**WHAT IS REQUIRED**
List all lines in the material below that contain "подано".
::: DATA :::
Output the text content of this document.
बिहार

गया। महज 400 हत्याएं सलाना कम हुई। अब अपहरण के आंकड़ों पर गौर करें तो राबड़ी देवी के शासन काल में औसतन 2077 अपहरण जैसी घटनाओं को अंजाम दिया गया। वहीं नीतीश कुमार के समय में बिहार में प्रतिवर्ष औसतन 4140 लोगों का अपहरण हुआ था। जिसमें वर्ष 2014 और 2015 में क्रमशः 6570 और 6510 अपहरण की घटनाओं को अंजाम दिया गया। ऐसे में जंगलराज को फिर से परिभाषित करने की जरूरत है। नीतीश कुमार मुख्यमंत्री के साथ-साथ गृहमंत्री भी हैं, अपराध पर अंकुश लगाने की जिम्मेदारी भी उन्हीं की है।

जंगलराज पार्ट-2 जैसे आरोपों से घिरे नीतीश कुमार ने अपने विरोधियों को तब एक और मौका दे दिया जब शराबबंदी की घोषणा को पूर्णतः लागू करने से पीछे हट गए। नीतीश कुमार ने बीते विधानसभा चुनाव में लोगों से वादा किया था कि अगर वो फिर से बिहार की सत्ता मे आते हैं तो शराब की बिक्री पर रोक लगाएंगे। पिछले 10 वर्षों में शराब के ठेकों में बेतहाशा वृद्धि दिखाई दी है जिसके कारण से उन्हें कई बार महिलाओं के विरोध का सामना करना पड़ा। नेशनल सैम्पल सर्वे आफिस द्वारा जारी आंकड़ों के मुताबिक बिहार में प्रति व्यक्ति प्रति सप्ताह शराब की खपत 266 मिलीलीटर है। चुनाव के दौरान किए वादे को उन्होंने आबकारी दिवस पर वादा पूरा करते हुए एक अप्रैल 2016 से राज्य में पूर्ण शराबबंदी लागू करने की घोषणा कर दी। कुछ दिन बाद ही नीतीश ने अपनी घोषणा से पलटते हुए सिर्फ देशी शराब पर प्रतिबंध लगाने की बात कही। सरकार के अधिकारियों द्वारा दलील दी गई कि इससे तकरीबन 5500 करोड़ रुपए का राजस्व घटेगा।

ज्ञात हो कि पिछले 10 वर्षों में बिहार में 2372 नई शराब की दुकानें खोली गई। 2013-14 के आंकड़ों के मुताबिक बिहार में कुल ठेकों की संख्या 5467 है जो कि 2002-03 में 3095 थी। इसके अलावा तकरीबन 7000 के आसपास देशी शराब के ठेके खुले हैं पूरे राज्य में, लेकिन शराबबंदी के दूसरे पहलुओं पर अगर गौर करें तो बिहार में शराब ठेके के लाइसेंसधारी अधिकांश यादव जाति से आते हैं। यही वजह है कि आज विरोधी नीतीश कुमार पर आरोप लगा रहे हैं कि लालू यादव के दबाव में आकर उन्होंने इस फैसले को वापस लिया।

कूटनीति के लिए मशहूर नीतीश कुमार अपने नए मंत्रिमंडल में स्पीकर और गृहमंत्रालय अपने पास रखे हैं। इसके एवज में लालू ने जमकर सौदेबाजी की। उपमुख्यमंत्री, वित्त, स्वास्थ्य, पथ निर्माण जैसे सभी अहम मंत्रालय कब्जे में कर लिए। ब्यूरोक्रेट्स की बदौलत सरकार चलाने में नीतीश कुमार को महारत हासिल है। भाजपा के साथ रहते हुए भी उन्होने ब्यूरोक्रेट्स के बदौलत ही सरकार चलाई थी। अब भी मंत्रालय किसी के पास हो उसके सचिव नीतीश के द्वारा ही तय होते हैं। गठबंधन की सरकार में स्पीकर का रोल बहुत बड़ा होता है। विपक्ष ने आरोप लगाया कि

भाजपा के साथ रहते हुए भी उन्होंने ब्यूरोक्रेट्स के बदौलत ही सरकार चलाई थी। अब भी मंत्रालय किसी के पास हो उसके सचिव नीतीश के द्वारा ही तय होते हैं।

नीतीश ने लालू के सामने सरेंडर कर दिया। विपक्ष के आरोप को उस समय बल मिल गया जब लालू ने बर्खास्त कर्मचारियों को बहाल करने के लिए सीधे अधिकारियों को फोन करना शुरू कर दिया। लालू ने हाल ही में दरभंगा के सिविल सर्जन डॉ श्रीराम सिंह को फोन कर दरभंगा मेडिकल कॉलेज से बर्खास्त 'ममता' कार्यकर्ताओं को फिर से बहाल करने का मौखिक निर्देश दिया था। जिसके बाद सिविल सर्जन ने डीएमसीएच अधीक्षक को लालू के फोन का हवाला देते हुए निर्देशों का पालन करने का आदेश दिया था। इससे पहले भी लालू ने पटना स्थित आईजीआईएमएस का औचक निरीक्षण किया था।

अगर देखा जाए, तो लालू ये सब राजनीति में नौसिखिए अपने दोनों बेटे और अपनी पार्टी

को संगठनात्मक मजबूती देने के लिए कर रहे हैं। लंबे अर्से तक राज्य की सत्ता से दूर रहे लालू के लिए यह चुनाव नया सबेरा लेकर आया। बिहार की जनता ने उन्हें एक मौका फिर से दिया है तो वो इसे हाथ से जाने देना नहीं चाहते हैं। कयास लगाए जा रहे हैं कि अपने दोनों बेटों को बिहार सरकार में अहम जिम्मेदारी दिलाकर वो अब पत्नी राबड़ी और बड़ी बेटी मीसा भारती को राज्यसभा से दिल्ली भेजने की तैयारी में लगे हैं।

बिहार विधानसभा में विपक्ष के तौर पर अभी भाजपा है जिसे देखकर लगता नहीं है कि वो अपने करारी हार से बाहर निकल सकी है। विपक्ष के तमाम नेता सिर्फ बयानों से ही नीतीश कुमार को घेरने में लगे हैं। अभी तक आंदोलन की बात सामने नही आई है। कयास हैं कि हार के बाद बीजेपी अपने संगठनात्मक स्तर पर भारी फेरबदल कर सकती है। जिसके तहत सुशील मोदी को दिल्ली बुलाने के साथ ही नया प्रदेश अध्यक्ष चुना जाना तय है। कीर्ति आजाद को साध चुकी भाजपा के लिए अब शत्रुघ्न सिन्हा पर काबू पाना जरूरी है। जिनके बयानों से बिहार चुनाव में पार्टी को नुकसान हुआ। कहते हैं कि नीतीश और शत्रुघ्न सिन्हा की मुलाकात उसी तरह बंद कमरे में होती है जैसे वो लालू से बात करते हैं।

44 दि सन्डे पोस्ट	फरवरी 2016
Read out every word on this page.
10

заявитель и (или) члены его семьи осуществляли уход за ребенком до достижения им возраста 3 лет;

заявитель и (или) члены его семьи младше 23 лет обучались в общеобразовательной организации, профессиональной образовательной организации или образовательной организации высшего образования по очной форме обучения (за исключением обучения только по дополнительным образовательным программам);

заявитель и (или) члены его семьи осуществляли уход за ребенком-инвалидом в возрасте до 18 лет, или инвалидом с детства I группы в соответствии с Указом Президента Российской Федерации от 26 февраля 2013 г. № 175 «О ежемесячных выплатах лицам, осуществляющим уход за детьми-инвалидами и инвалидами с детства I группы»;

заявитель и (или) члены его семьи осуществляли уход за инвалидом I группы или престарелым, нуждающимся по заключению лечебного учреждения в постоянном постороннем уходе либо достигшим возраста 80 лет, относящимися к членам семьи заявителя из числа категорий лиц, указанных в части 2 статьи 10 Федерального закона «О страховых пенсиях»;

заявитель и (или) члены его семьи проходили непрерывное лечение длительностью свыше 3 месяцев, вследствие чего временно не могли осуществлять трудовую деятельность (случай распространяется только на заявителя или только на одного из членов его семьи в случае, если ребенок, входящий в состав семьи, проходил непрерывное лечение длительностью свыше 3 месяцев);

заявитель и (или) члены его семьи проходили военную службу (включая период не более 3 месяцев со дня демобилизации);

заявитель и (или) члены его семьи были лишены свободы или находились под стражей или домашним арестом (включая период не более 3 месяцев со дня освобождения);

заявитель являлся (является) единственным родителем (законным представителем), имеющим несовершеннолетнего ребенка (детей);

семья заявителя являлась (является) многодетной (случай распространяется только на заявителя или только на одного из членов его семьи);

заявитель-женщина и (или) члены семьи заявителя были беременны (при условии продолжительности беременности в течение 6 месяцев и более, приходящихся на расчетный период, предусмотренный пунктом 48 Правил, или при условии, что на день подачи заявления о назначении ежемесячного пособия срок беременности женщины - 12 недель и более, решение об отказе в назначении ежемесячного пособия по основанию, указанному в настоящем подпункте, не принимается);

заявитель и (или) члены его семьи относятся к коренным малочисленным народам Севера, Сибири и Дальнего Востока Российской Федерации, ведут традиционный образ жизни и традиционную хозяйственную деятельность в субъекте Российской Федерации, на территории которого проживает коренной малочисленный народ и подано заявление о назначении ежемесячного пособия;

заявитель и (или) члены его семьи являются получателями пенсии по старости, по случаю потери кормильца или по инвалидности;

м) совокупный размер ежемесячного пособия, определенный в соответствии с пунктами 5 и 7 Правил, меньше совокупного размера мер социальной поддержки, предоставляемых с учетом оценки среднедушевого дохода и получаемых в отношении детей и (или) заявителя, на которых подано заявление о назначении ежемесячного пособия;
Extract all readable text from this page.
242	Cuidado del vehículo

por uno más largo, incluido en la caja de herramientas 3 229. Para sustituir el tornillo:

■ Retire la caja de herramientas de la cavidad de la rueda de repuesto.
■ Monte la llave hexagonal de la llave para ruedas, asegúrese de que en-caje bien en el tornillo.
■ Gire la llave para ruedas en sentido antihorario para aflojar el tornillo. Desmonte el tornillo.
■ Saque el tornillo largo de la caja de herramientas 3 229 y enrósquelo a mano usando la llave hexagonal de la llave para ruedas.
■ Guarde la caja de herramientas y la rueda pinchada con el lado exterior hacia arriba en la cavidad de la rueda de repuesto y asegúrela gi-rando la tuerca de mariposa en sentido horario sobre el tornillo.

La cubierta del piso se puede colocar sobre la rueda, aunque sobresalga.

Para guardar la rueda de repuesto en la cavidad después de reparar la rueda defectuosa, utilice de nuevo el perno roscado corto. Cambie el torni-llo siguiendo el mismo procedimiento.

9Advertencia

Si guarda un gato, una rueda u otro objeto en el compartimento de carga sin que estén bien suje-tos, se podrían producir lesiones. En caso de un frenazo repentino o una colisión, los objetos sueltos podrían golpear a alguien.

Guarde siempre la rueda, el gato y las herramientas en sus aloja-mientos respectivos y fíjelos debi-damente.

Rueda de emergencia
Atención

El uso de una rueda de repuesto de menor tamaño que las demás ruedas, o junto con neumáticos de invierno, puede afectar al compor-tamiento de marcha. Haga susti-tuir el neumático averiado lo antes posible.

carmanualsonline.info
:::
**RESULT OF THIS EXERCISE**
заявитель и (или) члены его семьи относятся к коренным малочисленным народам Севера, Сибири и Дальнего Востока Российской Федерации, ведут традиционный образ жизни и традиционную хозяйственную деятельность в субъекте Российской Федерации, на территории которого проживает коренной малочисленный народ и подано заявление о назначении ежемесячного пособия;
м) совокупный размер ежемесячного пособия, определенный в соответствии с пунктами 5 и 7 Правил, меньше совокупного размера мер социальной поддержки, предоставляемых с учетом оценки среднедушевого дохода и получаемых в отношении детей и (или) заявителя, на которых подано заявление о назначении ежемесячного пособия;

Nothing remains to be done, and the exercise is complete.